→ What to work on
Scan the entries below, and for each line that includes the word "xlabel", make a copy.

→ Given records
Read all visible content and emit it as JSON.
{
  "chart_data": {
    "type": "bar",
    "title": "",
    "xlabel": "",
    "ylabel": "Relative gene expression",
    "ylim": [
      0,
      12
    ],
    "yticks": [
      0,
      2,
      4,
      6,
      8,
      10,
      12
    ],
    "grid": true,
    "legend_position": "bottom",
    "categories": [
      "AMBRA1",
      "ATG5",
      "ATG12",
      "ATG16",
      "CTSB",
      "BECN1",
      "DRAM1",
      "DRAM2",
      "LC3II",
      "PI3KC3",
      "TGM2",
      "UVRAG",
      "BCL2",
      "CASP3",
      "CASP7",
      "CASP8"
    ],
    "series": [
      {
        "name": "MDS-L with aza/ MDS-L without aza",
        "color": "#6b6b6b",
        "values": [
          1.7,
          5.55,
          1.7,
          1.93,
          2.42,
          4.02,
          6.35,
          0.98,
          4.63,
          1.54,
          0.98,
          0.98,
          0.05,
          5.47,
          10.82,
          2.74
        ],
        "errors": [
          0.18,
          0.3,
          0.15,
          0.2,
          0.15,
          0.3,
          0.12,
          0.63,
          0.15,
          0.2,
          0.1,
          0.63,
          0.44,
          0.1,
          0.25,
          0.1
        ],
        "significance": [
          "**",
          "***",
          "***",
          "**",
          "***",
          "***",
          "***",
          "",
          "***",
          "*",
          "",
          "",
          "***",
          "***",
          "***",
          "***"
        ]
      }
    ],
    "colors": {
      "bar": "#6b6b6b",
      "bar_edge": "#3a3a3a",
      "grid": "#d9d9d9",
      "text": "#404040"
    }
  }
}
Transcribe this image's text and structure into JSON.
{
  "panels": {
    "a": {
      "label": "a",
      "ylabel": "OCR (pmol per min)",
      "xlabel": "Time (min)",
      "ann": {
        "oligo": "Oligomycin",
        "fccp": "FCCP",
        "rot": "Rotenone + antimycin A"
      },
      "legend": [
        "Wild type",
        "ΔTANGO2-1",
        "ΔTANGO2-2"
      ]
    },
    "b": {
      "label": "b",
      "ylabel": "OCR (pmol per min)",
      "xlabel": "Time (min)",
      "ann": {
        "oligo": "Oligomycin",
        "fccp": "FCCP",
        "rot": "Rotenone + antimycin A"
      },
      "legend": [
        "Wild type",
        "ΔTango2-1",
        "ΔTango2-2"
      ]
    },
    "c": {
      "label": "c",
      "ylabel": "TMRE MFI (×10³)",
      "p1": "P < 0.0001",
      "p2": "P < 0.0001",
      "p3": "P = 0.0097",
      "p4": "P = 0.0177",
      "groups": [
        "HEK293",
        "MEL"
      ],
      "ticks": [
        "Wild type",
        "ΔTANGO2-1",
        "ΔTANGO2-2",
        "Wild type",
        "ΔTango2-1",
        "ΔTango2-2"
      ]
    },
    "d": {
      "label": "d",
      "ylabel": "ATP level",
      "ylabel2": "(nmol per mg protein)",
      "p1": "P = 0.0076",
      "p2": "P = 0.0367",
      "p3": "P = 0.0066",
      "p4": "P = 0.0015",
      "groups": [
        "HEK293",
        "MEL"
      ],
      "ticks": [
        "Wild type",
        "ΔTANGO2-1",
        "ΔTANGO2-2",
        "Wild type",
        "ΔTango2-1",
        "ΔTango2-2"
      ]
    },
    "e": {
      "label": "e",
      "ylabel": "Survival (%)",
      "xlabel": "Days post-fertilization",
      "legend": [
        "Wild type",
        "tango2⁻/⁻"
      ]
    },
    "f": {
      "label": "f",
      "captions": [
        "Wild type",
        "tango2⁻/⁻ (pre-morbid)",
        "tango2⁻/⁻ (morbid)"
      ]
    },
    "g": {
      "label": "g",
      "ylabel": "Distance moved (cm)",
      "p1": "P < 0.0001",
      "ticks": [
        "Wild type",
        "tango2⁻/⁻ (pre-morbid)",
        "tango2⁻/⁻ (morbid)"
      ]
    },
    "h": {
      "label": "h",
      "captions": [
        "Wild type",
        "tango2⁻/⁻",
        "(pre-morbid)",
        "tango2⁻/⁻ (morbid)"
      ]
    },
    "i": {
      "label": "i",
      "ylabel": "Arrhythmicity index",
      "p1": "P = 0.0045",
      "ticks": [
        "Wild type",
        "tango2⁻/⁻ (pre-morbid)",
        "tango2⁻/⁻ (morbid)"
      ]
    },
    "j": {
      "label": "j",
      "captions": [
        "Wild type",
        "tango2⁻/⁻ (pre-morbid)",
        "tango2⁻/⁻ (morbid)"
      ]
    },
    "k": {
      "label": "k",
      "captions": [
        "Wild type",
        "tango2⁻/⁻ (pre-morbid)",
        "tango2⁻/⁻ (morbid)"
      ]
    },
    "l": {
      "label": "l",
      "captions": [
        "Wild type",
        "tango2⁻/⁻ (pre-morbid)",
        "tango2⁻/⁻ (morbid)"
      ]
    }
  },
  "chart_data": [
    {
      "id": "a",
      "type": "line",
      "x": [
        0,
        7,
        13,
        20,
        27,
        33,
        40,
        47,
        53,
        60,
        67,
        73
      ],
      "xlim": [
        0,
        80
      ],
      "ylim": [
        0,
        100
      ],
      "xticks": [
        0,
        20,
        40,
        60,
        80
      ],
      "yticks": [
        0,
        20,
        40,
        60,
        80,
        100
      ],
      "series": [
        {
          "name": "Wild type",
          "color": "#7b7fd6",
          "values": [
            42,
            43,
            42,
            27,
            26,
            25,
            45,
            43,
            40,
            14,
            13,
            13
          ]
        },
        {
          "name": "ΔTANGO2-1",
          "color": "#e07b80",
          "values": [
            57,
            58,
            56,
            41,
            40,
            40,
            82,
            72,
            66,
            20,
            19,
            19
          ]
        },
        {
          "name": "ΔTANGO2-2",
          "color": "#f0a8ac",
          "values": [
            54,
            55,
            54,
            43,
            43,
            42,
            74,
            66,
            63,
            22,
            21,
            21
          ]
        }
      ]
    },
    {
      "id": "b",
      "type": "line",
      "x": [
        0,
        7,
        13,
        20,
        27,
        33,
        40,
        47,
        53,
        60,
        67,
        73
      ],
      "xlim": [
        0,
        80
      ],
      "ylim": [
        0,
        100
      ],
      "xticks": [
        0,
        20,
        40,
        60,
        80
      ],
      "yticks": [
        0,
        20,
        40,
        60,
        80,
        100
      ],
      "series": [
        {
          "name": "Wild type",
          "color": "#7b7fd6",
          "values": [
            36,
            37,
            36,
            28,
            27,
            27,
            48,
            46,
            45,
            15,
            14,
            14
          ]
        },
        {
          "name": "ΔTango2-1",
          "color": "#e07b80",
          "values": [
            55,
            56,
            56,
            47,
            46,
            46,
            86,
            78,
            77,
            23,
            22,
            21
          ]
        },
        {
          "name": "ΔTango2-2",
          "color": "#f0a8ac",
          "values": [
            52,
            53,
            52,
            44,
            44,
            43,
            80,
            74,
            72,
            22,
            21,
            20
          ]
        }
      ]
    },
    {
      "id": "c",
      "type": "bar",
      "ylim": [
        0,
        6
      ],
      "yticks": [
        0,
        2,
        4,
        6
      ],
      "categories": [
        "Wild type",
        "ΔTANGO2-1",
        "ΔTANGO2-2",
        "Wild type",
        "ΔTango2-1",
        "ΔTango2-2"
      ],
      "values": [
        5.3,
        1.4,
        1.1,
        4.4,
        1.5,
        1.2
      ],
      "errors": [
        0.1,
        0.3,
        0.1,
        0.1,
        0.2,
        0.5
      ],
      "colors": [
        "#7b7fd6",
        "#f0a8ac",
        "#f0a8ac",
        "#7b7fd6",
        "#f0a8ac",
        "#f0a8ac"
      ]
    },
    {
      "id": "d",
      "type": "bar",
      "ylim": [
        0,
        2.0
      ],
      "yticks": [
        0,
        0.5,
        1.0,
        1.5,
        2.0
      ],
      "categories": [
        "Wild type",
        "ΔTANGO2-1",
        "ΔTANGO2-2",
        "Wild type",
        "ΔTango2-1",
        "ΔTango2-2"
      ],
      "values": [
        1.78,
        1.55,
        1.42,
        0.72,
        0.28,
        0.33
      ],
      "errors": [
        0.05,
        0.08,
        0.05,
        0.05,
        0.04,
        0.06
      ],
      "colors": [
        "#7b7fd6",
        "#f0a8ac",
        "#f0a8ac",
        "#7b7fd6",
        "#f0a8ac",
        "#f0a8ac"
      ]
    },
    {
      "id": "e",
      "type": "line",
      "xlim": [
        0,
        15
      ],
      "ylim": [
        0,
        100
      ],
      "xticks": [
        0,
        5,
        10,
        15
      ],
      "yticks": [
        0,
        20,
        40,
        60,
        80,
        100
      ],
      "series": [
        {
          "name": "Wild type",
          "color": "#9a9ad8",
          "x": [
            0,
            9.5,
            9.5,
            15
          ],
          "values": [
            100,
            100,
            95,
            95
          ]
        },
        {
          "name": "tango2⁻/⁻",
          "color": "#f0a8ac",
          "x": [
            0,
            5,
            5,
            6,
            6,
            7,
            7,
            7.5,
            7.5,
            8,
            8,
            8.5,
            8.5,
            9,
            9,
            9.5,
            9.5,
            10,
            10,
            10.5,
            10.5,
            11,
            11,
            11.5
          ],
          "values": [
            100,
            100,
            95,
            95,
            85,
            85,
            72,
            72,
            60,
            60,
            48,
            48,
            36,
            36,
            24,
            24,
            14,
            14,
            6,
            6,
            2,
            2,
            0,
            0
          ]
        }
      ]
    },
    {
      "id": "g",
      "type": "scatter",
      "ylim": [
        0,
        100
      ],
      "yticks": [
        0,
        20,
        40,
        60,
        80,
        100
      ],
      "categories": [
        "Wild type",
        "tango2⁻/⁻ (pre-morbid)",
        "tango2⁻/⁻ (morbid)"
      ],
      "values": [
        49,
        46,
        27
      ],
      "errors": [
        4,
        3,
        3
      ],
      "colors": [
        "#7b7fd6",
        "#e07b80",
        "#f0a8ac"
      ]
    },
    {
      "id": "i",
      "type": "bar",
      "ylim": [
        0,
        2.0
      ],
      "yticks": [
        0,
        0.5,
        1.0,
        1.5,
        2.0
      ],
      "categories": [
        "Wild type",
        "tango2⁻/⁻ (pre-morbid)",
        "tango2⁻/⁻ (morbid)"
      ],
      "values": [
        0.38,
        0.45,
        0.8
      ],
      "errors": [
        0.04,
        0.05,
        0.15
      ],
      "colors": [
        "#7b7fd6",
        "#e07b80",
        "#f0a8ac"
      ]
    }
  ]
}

→ Response
    "xlabel": "",
      "xlabel": "Time (min)",
      "xlabel": "Time (min)",
      "xlabel": "Days post-fertilization",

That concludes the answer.